■ SHORT PROBLEM: Could you substitute "clickable" for every "interactable" in the records below and write them out again with nothing else changed?

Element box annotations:
--------

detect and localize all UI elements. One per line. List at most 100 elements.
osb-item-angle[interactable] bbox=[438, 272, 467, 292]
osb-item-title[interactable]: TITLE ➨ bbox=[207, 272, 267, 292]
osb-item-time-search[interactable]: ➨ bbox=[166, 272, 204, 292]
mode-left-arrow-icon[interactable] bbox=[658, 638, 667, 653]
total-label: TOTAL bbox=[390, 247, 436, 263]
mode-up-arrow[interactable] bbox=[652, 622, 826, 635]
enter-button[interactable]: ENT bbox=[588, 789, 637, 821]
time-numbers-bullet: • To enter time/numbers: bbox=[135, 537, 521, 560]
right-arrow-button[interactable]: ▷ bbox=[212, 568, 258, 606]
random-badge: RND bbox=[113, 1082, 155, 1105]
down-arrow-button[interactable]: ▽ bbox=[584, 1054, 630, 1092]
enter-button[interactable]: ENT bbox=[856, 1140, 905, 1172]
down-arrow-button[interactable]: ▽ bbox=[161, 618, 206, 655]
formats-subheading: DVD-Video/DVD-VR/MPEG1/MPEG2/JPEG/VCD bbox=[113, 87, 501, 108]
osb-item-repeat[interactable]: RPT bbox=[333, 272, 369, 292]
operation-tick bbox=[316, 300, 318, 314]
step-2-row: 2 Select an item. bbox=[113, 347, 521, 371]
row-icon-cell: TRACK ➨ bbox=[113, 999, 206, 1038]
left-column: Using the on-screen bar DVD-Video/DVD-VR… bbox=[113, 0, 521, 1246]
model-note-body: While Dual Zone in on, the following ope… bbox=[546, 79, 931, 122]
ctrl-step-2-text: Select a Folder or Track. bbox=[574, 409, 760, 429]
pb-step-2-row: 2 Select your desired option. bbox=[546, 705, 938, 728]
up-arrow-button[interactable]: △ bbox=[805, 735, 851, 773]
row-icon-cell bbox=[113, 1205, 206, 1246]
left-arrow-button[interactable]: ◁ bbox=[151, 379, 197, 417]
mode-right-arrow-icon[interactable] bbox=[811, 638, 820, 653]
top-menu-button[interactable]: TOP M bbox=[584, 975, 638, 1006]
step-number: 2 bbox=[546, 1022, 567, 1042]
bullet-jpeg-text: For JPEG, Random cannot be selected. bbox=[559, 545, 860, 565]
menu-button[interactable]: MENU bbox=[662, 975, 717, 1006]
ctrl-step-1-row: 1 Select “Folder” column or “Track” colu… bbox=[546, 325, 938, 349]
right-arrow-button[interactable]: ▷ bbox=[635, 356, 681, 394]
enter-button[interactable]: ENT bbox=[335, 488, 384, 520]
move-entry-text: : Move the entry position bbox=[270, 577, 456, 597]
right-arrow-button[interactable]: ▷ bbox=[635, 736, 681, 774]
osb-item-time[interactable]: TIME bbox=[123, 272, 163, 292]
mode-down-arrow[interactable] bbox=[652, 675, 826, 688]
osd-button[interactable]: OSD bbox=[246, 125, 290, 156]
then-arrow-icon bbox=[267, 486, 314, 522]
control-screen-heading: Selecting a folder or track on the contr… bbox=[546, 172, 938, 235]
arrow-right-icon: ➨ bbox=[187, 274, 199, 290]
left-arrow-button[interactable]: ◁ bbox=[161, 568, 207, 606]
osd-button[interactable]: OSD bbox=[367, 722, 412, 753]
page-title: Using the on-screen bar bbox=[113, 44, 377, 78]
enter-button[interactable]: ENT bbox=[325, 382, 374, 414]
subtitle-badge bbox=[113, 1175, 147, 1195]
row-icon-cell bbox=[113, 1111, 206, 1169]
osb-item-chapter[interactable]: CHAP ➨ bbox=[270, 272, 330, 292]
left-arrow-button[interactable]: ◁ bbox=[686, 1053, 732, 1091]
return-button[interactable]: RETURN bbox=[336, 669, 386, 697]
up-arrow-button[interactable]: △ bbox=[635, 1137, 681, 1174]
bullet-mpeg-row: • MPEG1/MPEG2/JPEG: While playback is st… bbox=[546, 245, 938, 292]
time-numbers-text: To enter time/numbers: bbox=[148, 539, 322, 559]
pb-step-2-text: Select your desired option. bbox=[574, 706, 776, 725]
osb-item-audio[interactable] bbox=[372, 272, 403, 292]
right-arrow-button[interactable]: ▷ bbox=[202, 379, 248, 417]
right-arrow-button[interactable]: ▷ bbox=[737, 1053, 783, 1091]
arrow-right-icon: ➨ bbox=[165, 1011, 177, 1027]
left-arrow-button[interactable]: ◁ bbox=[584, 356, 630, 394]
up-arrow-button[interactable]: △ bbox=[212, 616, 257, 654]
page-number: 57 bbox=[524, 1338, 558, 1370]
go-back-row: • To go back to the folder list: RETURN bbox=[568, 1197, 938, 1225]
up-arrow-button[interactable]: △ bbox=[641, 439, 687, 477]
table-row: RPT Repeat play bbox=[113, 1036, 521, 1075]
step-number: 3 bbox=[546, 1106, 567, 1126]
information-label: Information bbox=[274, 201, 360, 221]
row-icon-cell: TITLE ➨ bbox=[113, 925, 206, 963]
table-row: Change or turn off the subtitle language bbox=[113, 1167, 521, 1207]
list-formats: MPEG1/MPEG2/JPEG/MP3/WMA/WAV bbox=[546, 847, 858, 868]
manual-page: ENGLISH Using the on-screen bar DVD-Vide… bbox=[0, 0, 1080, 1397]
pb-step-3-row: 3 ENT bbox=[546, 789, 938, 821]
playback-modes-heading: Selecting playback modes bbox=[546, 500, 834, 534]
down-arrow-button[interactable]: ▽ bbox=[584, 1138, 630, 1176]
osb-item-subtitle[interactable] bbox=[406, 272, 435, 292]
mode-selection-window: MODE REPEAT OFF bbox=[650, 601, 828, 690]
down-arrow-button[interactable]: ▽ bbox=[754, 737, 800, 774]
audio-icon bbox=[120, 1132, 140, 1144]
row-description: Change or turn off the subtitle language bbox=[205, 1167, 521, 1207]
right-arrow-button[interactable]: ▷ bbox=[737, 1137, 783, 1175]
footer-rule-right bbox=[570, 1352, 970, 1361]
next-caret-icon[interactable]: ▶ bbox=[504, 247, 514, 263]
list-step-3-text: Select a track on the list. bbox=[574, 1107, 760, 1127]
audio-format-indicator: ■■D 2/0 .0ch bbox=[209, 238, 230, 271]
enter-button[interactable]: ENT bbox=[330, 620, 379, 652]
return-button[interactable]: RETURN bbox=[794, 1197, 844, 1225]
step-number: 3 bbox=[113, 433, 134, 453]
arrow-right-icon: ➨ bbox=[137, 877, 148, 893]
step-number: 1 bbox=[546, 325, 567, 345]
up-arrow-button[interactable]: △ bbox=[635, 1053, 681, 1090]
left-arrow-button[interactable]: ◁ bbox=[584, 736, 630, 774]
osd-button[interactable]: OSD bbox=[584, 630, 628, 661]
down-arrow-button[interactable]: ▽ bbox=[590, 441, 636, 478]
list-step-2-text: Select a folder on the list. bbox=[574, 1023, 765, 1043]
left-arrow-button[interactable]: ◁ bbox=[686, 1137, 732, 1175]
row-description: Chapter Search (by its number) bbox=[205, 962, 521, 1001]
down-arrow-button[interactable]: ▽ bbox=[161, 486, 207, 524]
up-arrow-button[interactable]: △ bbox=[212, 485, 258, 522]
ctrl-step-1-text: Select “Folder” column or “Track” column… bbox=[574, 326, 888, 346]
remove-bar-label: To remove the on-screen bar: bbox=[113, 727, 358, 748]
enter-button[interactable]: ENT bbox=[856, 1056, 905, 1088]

--------

■ RESULT OF THE EXERCISE:
detect and localize all UI elements. One per line. List at most 100 elements.
osb-item-angle[clickable] bbox=[438, 272, 467, 292]
osb-item-title[clickable]: TITLE ➨ bbox=[207, 272, 267, 292]
osb-item-time-search[clickable]: ➨ bbox=[166, 272, 204, 292]
mode-left-arrow-icon[clickable] bbox=[658, 638, 667, 653]
total-label: TOTAL bbox=[390, 247, 436, 263]
mode-up-arrow[clickable] bbox=[652, 622, 826, 635]
enter-button[clickable]: ENT bbox=[588, 789, 637, 821]
time-numbers-bullet: • To enter time/numbers: bbox=[135, 537, 521, 560]
right-arrow-button[clickable]: ▷ bbox=[212, 568, 258, 606]
random-badge: RND bbox=[113, 1082, 155, 1105]
down-arrow-button[clickable]: ▽ bbox=[584, 1054, 630, 1092]
enter-button[clickable]: ENT bbox=[856, 1140, 905, 1172]
down-arrow-button[clickable]: ▽ bbox=[161, 618, 206, 655]
formats-subheading: DVD-Video/DVD-VR/MPEG1/MPEG2/JPEG/VCD bbox=[113, 87, 501, 108]
osb-item-repeat[clickable]: RPT bbox=[333, 272, 369, 292]
operation-tick bbox=[316, 300, 318, 314]
step-2-row: 2 Select an item. bbox=[113, 347, 521, 371]
row-icon-cell: TRACK ➨ bbox=[113, 999, 206, 1038]
left-column: Using the on-screen bar DVD-Video/DVD-VR… bbox=[113, 0, 521, 1246]
model-note-body: While Dual Zone in on, the following ope… bbox=[546, 79, 931, 122]
ctrl-step-2-text: Select a Folder or Track. bbox=[574, 409, 760, 429]
pb-step-2-row: 2 Select your desired option. bbox=[546, 705, 938, 728]
up-arrow-button[clickable]: △ bbox=[805, 735, 851, 773]
row-icon-cell bbox=[113, 1205, 206, 1246]
left-arrow-button[clickable]: ◁ bbox=[151, 379, 197, 417]
mode-right-arrow-icon[clickable] bbox=[811, 638, 820, 653]
top-menu-button[clickable]: TOP M bbox=[584, 975, 638, 1006]
step-number: 2 bbox=[546, 1022, 567, 1042]
bullet-jpeg-text: For JPEG, Random cannot be selected. bbox=[559, 545, 860, 565]
menu-button[clickable]: MENU bbox=[662, 975, 717, 1006]
ctrl-step-1-row: 1 Select “Folder” column or “Track” colu… bbox=[546, 325, 938, 349]
right-arrow-button[clickable]: ▷ bbox=[635, 356, 681, 394]
enter-button[clickable]: ENT bbox=[335, 488, 384, 520]
move-entry-text: : Move the entry position bbox=[270, 577, 456, 597]
right-arrow-button[clickable]: ▷ bbox=[635, 736, 681, 774]
osb-item-time[clickable]: TIME bbox=[123, 272, 163, 292]
mode-down-arrow[clickable] bbox=[652, 675, 826, 688]
osd-button[clickable]: OSD bbox=[246, 125, 290, 156]
then-arrow-icon bbox=[267, 486, 314, 522]
control-screen-heading: Selecting a folder or track on the contr… bbox=[546, 172, 938, 235]
arrow-right-icon: ➨ bbox=[187, 274, 199, 290]
left-arrow-button[clickable]: ◁ bbox=[161, 568, 207, 606]
osd-button[clickable]: OSD bbox=[367, 722, 412, 753]
page-title: Using the on-screen bar bbox=[113, 44, 377, 78]
enter-button[clickable]: ENT bbox=[325, 382, 374, 414]
subtitle-badge bbox=[113, 1175, 147, 1195]
row-icon-cell bbox=[113, 1111, 206, 1169]
osb-item-chapter[clickable]: CHAP ➨ bbox=[270, 272, 330, 292]
left-arrow-button[clickable]: ◁ bbox=[686, 1053, 732, 1091]
return-button[clickable]: RETURN bbox=[336, 669, 386, 697]
up-arrow-button[clickable]: △ bbox=[635, 1137, 681, 1174]
bullet-mpeg-row: • MPEG1/MPEG2/JPEG: While playback is st… bbox=[546, 245, 938, 292]
time-numbers-text: To enter time/numbers: bbox=[148, 539, 322, 559]
pb-step-2-text: Select your desired option. bbox=[574, 706, 776, 725]
osb-item-audio[clickable] bbox=[372, 272, 403, 292]
right-arrow-button[clickable]: ▷ bbox=[202, 379, 248, 417]
right-arrow-button[clickable]: ▷ bbox=[737, 1053, 783, 1091]
arrow-right-icon: ➨ bbox=[165, 1011, 177, 1027]
left-arrow-button[clickable]: ◁ bbox=[584, 356, 630, 394]
up-arrow-button[clickable]: △ bbox=[212, 616, 257, 654]
page-number: 57 bbox=[524, 1338, 558, 1370]
go-back-row: • To go back to the folder list: RETURN bbox=[568, 1197, 938, 1225]
up-arrow-button[clickable]: △ bbox=[641, 439, 687, 477]
table-row: RPT Repeat play bbox=[113, 1036, 521, 1075]
step-number: 3 bbox=[546, 1106, 567, 1126]
information-label: Information bbox=[274, 201, 360, 221]
row-icon-cell: TITLE ➨ bbox=[113, 925, 206, 963]
table-row: Change or turn off the subtitle language bbox=[113, 1167, 521, 1207]
list-formats: MPEG1/MPEG2/JPEG/MP3/WMA/WAV bbox=[546, 847, 858, 868]
manual-page: ENGLISH Using the on-screen bar DVD-Vide… bbox=[0, 0, 1080, 1397]
pb-step-3-row: 3 ENT bbox=[546, 789, 938, 821]
playback-modes-heading: Selecting playback modes bbox=[546, 500, 834, 534]
down-arrow-button[clickable]: ▽ bbox=[584, 1138, 630, 1176]
osb-item-subtitle[clickable] bbox=[406, 272, 435, 292]
mode-selection-window: MODE REPEAT OFF bbox=[650, 601, 828, 690]
down-arrow-button[clickable]: ▽ bbox=[754, 737, 800, 774]
audio-icon bbox=[120, 1132, 140, 1144]
row-description: Change or turn off the subtitle language bbox=[205, 1167, 521, 1207]
right-arrow-button[clickable]: ▷ bbox=[737, 1137, 783, 1175]
footer-rule-right bbox=[570, 1352, 970, 1361]
next-caret-icon[clickable]: ▶ bbox=[504, 247, 514, 263]
list-step-3-text: Select a track on the list. bbox=[574, 1107, 760, 1127]
audio-format-indicator: ■■D 2/0 .0ch bbox=[209, 238, 230, 271]
enter-button[clickable]: ENT bbox=[330, 620, 379, 652]
return-button[clickable]: RETURN bbox=[794, 1197, 844, 1225]
step-number: 3 bbox=[113, 433, 134, 453]
arrow-right-icon: ➨ bbox=[137, 877, 148, 893]
step-number: 1 bbox=[546, 325, 567, 345]
up-arrow-button[clickable]: △ bbox=[635, 1053, 681, 1090]
left-arrow-button[clickable]: ◁ bbox=[584, 736, 630, 774]
osd-button[clickable]: OSD bbox=[584, 630, 628, 661]
down-arrow-button[clickable]: ▽ bbox=[590, 441, 636, 478]
list-step-2-text: Select a folder on the list. bbox=[574, 1023, 765, 1043]
left-arrow-button[clickable]: ◁ bbox=[686, 1137, 732, 1175]
row-description: Chapter Search (by its number) bbox=[205, 962, 521, 1001]
down-arrow-button[clickable]: ▽ bbox=[161, 486, 207, 524]
up-arrow-button[clickable]: △ bbox=[212, 485, 258, 522]
ctrl-step-1-text: Select “Folder” column or “Track” column… bbox=[574, 326, 888, 346]
remove-bar-label: To remove the on-screen bar: bbox=[113, 727, 358, 748]
enter-button[clickable]: ENT bbox=[856, 1056, 905, 1088]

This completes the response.